● **Stated exercise**
All of the lines below are to be transcribed faithfully, with pictures excluded from the copy.

-- START OF Entries shown --

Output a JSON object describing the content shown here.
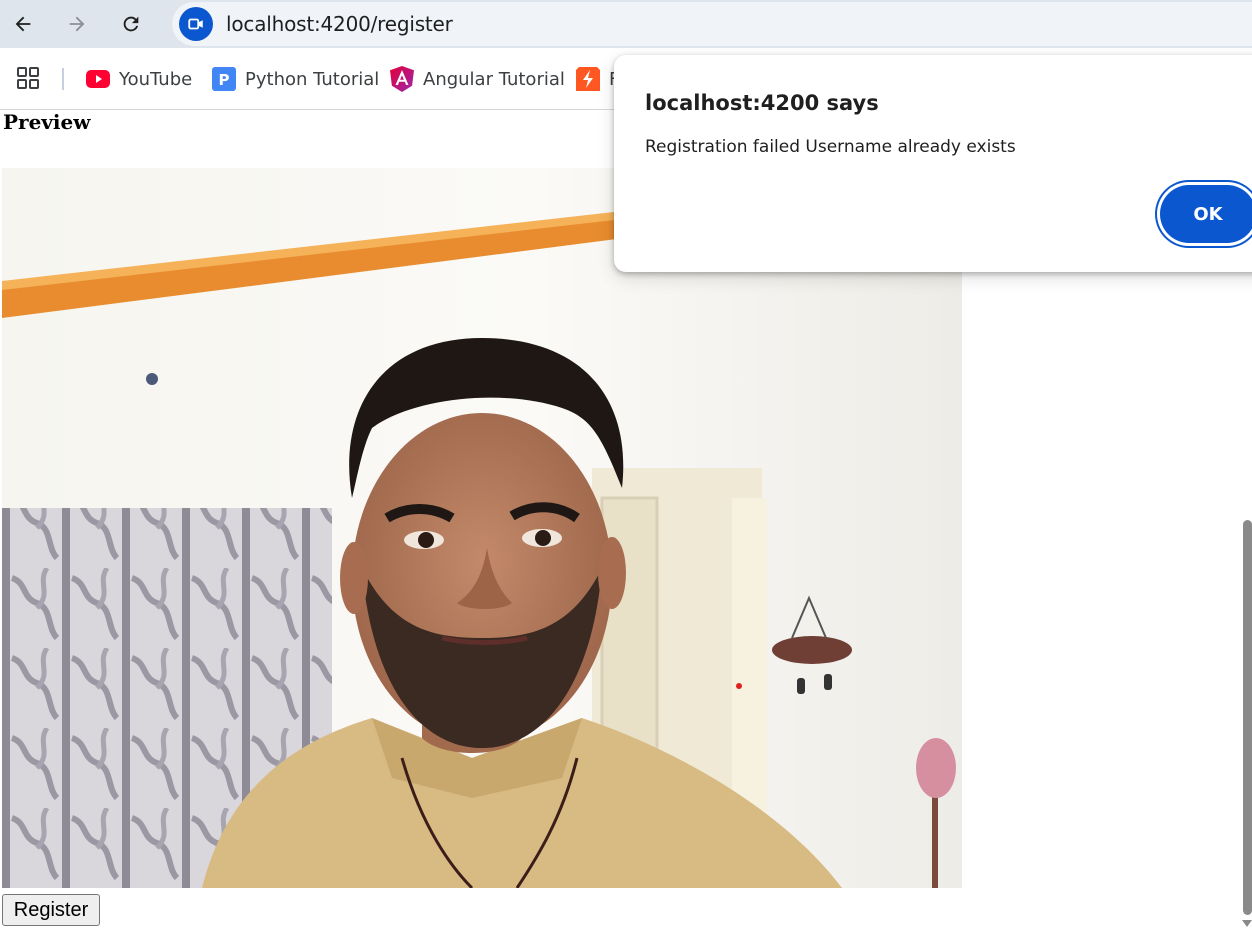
{
  "browser": {
    "url": "localhost:4200/register",
    "bookmarks": [
      {
        "label": "YouTube",
        "icon": "youtube-icon"
      },
      {
        "label": "Python Tutorial",
        "icon": "p-letter-icon"
      },
      {
        "label": "Angular Tutorial",
        "icon": "angular-icon"
      },
      {
        "label": "F",
        "icon": "lightning-icon"
      }
    ],
    "badge_letter": "P"
  },
  "page": {
    "heading": "Preview",
    "register_label": "Register"
  },
  "dialog": {
    "title": "localhost:4200 says",
    "message": "Registration failed Username already exists",
    "ok_label": "OK"
  },
  "colors": {
    "toolbar_bg": "#dfe5ed",
    "accent_blue": "#0b57d0",
    "youtube_red": "#ff0033",
    "angular_gradient": "#c3002f",
    "bookmark_orange": "#ff5722"
  }
}
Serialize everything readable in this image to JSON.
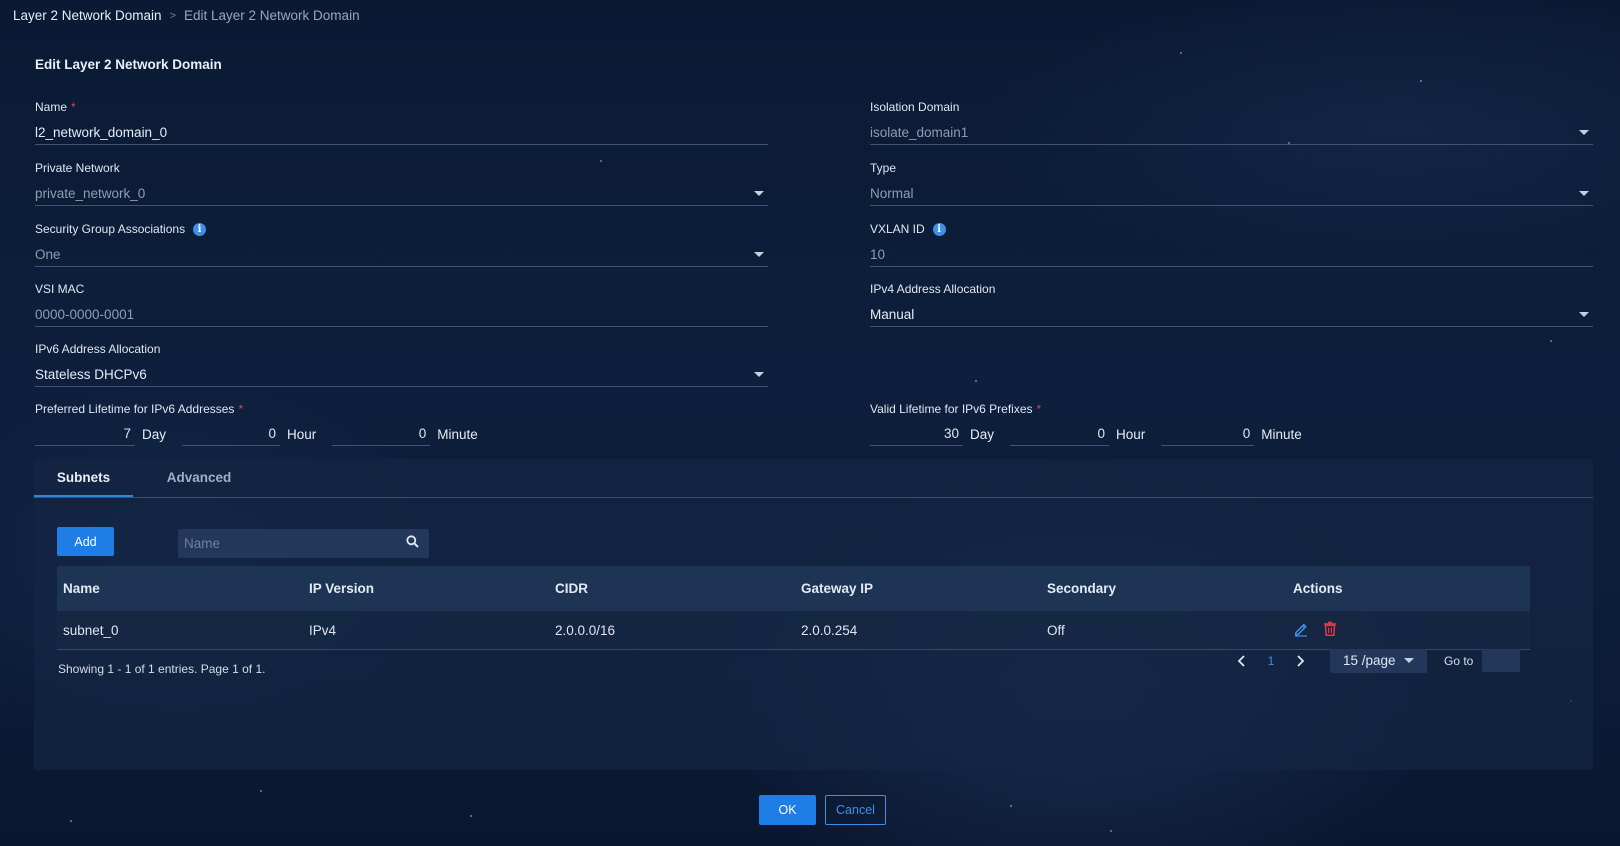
{
  "breadcrumb": {
    "root": "Layer 2 Network Domain",
    "separator": ">",
    "current": "Edit Layer 2 Network Domain"
  },
  "page_title": "Edit Layer 2 Network Domain",
  "form": {
    "name": {
      "label": "Name",
      "required": "*",
      "value": "l2_network_domain_0"
    },
    "isolation_domain": {
      "label": "Isolation Domain",
      "value": "isolate_domain1"
    },
    "private_network": {
      "label": "Private Network",
      "value": "private_network_0"
    },
    "type": {
      "label": "Type",
      "value": "Normal"
    },
    "security_group": {
      "label": "Security Group Associations",
      "value": "One"
    },
    "vxlan_id": {
      "label": "VXLAN ID",
      "value": "10"
    },
    "vsi_mac": {
      "label": "VSI MAC",
      "value": "0000-0000-0001"
    },
    "ipv4_allocation": {
      "label": "IPv4 Address Allocation",
      "value": "Manual"
    },
    "ipv6_allocation": {
      "label": "IPv6 Address Allocation",
      "value": "Stateless DHCPv6"
    },
    "preferred_lifetime": {
      "label": "Preferred Lifetime for IPv6 Addresses",
      "required": "*",
      "day": "7",
      "hour": "0",
      "minute": "0",
      "day_unit": "Day",
      "hour_unit": "Hour",
      "minute_unit": "Minute"
    },
    "valid_lifetime": {
      "label": "Valid Lifetime for IPv6 Prefixes",
      "required": "*",
      "day": "30",
      "hour": "0",
      "minute": "0",
      "day_unit": "Day",
      "hour_unit": "Hour",
      "minute_unit": "Minute"
    }
  },
  "tabs": [
    {
      "label": "Subnets",
      "active": true
    },
    {
      "label": "Advanced",
      "active": false
    }
  ],
  "subnets": {
    "add_label": "Add",
    "search_placeholder": "Name",
    "columns": [
      "Name",
      "IP Version",
      "CIDR",
      "Gateway IP",
      "Secondary",
      "Actions"
    ],
    "rows": [
      {
        "name": "subnet_0",
        "ip_version": "IPv4",
        "cidr": "2.0.0.0/16",
        "gateway_ip": "2.0.0.254",
        "secondary": "Off"
      }
    ],
    "showing": "Showing 1 - 1 of 1 entries. Page 1 of 1.",
    "page": "1",
    "per_page": "15 /page",
    "goto_label": "Go to"
  },
  "footer": {
    "ok_label": "OK",
    "cancel_label": "Cancel"
  },
  "colors": {
    "accent": "#1f7ee6",
    "danger": "#e8344a",
    "required": "#e04646"
  },
  "icons": [
    "info-icon",
    "chevron-down-icon",
    "search-icon",
    "edit-icon",
    "delete-icon",
    "chevron-left-icon",
    "chevron-right-icon"
  ]
}
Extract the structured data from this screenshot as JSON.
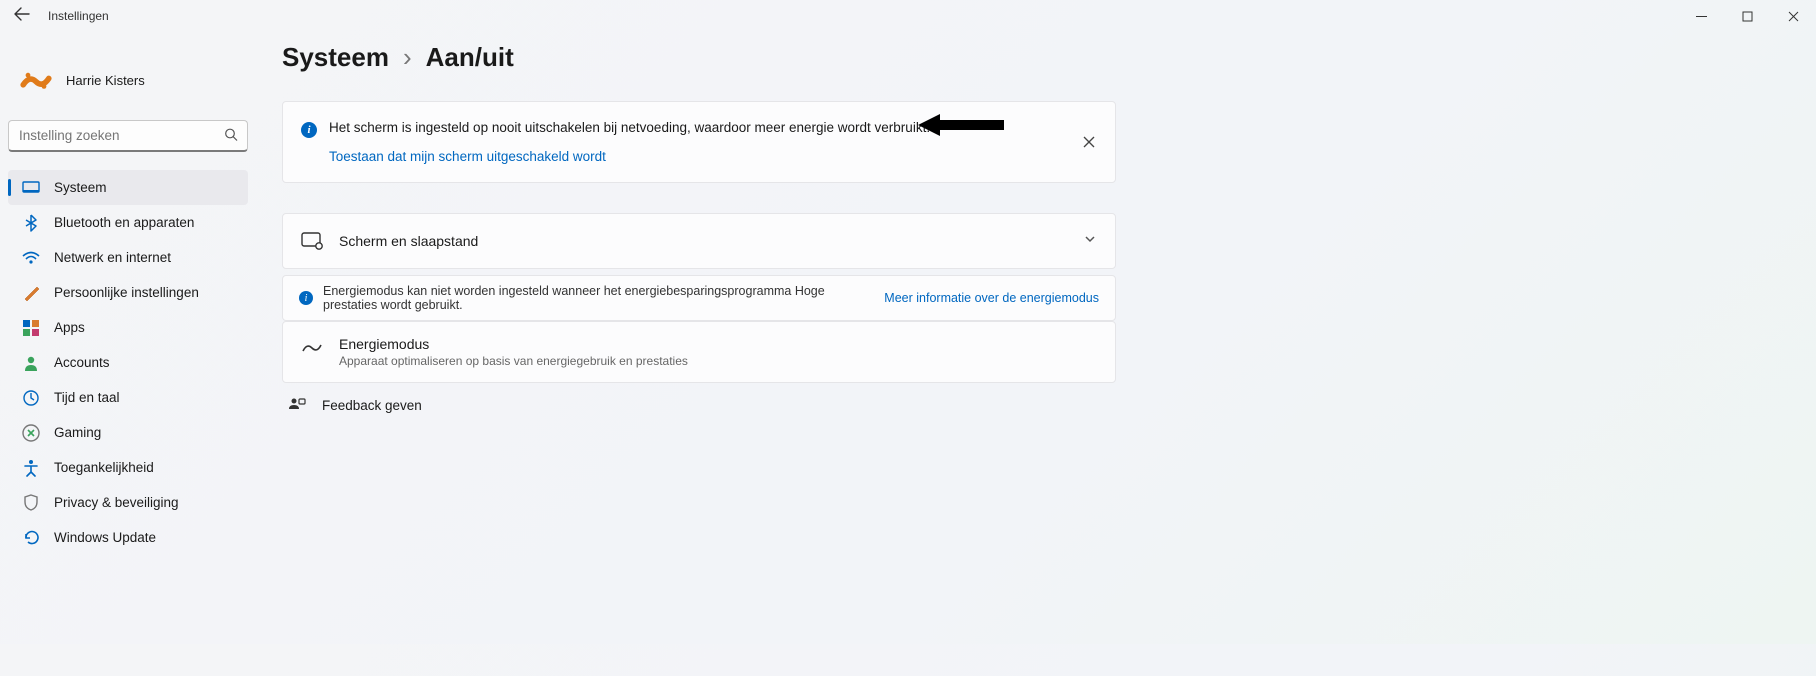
{
  "window": {
    "app_title": "Instellingen"
  },
  "user": {
    "name": "Harrie Kisters"
  },
  "search": {
    "placeholder": "Instelling zoeken"
  },
  "nav": {
    "items": [
      {
        "label": "Systeem"
      },
      {
        "label": "Bluetooth en apparaten"
      },
      {
        "label": "Netwerk en internet"
      },
      {
        "label": "Persoonlijke instellingen"
      },
      {
        "label": "Apps"
      },
      {
        "label": "Accounts"
      },
      {
        "label": "Tijd en taal"
      },
      {
        "label": "Gaming"
      },
      {
        "label": "Toegankelijkheid"
      },
      {
        "label": "Privacy & beveiliging"
      },
      {
        "label": "Windows Update"
      }
    ]
  },
  "breadcrumb": {
    "parent": "Systeem",
    "sep": "›",
    "current": "Aan/uit"
  },
  "info_banner": {
    "text": "Het scherm is ingesteld op nooit uitschakelen bij netvoeding, waardoor meer energie wordt verbruikt.",
    "link": "Toestaan dat mijn scherm uitgeschakeld wordt"
  },
  "settings": {
    "screen_sleep": "Scherm en slaapstand"
  },
  "warning_strip": {
    "text": "Energiemodus kan niet worden ingesteld wanneer het energiebesparingsprogramma Hoge prestaties wordt gebruikt.",
    "link": "Meer informatie over de energiemodus"
  },
  "energy_mode": {
    "title": "Energiemodus",
    "subtitle": "Apparaat optimaliseren op basis van energiegebruik en prestaties"
  },
  "feedback": {
    "label": "Feedback geven"
  }
}
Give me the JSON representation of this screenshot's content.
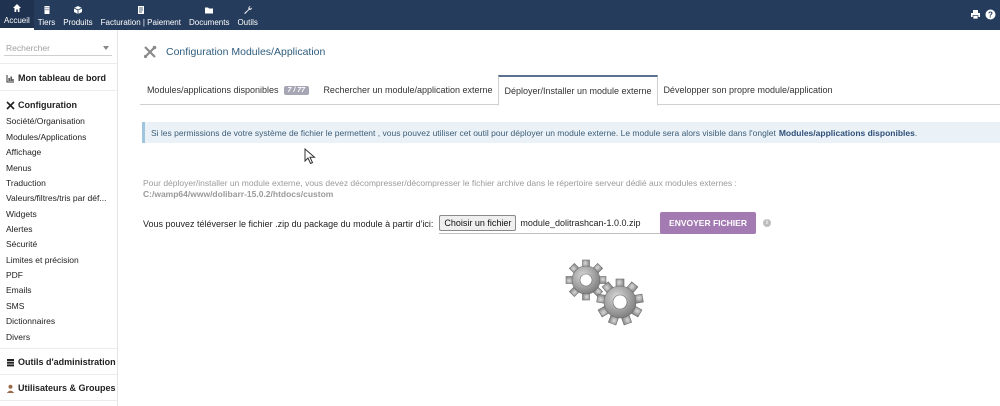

-- END OF Entries shown --

● **Answer below**
Output a JSON object describing the content shown here.
{
  "browser": {
    "url": "localhost:4200/register",
    "bookmarks": [
      {
        "label": "YouTube",
        "icon": "youtube-icon"
      },
      {
        "label": "Python Tutorial",
        "icon": "p-letter-icon"
      },
      {
        "label": "Angular Tutorial",
        "icon": "angular-icon"
      },
      {
        "label": "F",
        "icon": "lightning-icon"
      }
    ],
    "badge_letter": "P"
  },
  "page": {
    "heading": "Preview",
    "register_label": "Register"
  },
  "dialog": {
    "title": "localhost:4200 says",
    "message": "Registration failed Username already exists",
    "ok_label": "OK"
  },
  "colors": {
    "toolbar_bg": "#dfe5ed",
    "accent_blue": "#0b57d0",
    "youtube_red": "#ff0033",
    "angular_gradient": "#c3002f",
    "bookmark_orange": "#ff5722"
  }
}
Serialize everything readable in this image to JSON.
{
  "breadcrumb": {
    "root": "Layer 2 Network Domain",
    "separator": ">",
    "current": "Edit Layer 2 Network Domain"
  },
  "page_title": "Edit Layer 2 Network Domain",
  "form": {
    "name": {
      "label": "Name",
      "required": "*",
      "value": "l2_network_domain_0"
    },
    "isolation_domain": {
      "label": "Isolation Domain",
      "value": "isolate_domain1"
    },
    "private_network": {
      "label": "Private Network",
      "value": "private_network_0"
    },
    "type": {
      "label": "Type",
      "value": "Normal"
    },
    "security_group": {
      "label": "Security Group Associations",
      "value": "One"
    },
    "vxlan_id": {
      "label": "VXLAN ID",
      "value": "10"
    },
    "vsi_mac": {
      "label": "VSI MAC",
      "value": "0000-0000-0001"
    },
    "ipv4_allocation": {
      "label": "IPv4 Address Allocation",
      "value": "Manual"
    },
    "ipv6_allocation": {
      "label": "IPv6 Address Allocation",
      "value": "Stateless DHCPv6"
    },
    "preferred_lifetime": {
      "label": "Preferred Lifetime for IPv6 Addresses",
      "required": "*",
      "day": "7",
      "hour": "0",
      "minute": "0",
      "day_unit": "Day",
      "hour_unit": "Hour",
      "minute_unit": "Minute"
    },
    "valid_lifetime": {
      "label": "Valid Lifetime for IPv6 Prefixes",
      "required": "*",
      "day": "30",
      "hour": "0",
      "minute": "0",
      "day_unit": "Day",
      "hour_unit": "Hour",
      "minute_unit": "Minute"
    }
  },
  "tabs": [
    {
      "label": "Subnets",
      "active": true
    },
    {
      "label": "Advanced",
      "active": false
    }
  ],
  "subnets": {
    "add_label": "Add",
    "search_placeholder": "Name",
    "columns": [
      "Name",
      "IP Version",
      "CIDR",
      "Gateway IP",
      "Secondary",
      "Actions"
    ],
    "rows": [
      {
        "name": "subnet_0",
        "ip_version": "IPv4",
        "cidr": "2.0.0.0/16",
        "gateway_ip": "2.0.0.254",
        "secondary": "Off"
      }
    ],
    "showing": "Showing 1 - 1 of 1 entries. Page 1 of 1.",
    "page": "1",
    "per_page": "15 /page",
    "goto_label": "Go to"
  },
  "footer": {
    "ok_label": "OK",
    "cancel_label": "Cancel"
  },
  "colors": {
    "accent": "#1f7ee6",
    "danger": "#e8344a",
    "required": "#e04646"
  },
  "icons": [
    "info-icon",
    "chevron-down-icon",
    "search-icon",
    "edit-icon",
    "delete-icon",
    "chevron-left-icon",
    "chevron-right-icon"
  ]
}
Extract the structured data from this screenshot as JSON.
{
  "window": {
    "app_title": "Instellingen"
  },
  "user": {
    "name": "Harrie Kisters"
  },
  "search": {
    "placeholder": "Instelling zoeken"
  },
  "nav": {
    "items": [
      {
        "label": "Systeem"
      },
      {
        "label": "Bluetooth en apparaten"
      },
      {
        "label": "Netwerk en internet"
      },
      {
        "label": "Persoonlijke instellingen"
      },
      {
        "label": "Apps"
      },
      {
        "label": "Accounts"
      },
      {
        "label": "Tijd en taal"
      },
      {
        "label": "Gaming"
      },
      {
        "label": "Toegankelijkheid"
      },
      {
        "label": "Privacy & beveiliging"
      },
      {
        "label": "Windows Update"
      }
    ]
  },
  "breadcrumb": {
    "parent": "Systeem",
    "sep": "›",
    "current": "Aan/uit"
  },
  "info_banner": {
    "text": "Het scherm is ingesteld op nooit uitschakelen bij netvoeding, waardoor meer energie wordt verbruikt.",
    "link": "Toestaan dat mijn scherm uitgeschakeld wordt"
  },
  "settings": {
    "screen_sleep": "Scherm en slaapstand"
  },
  "warning_strip": {
    "text": "Energiemodus kan niet worden ingesteld wanneer het energiebesparingsprogramma Hoge prestaties wordt gebruikt.",
    "link": "Meer informatie over de energiemodus"
  },
  "energy_mode": {
    "title": "Energiemodus",
    "subtitle": "Apparaat optimaliseren op basis van energiegebruik en prestaties"
  },
  "feedback": {
    "label": "Feedback geven"
  }
}
Give me the JSON representation of this screenshot's content.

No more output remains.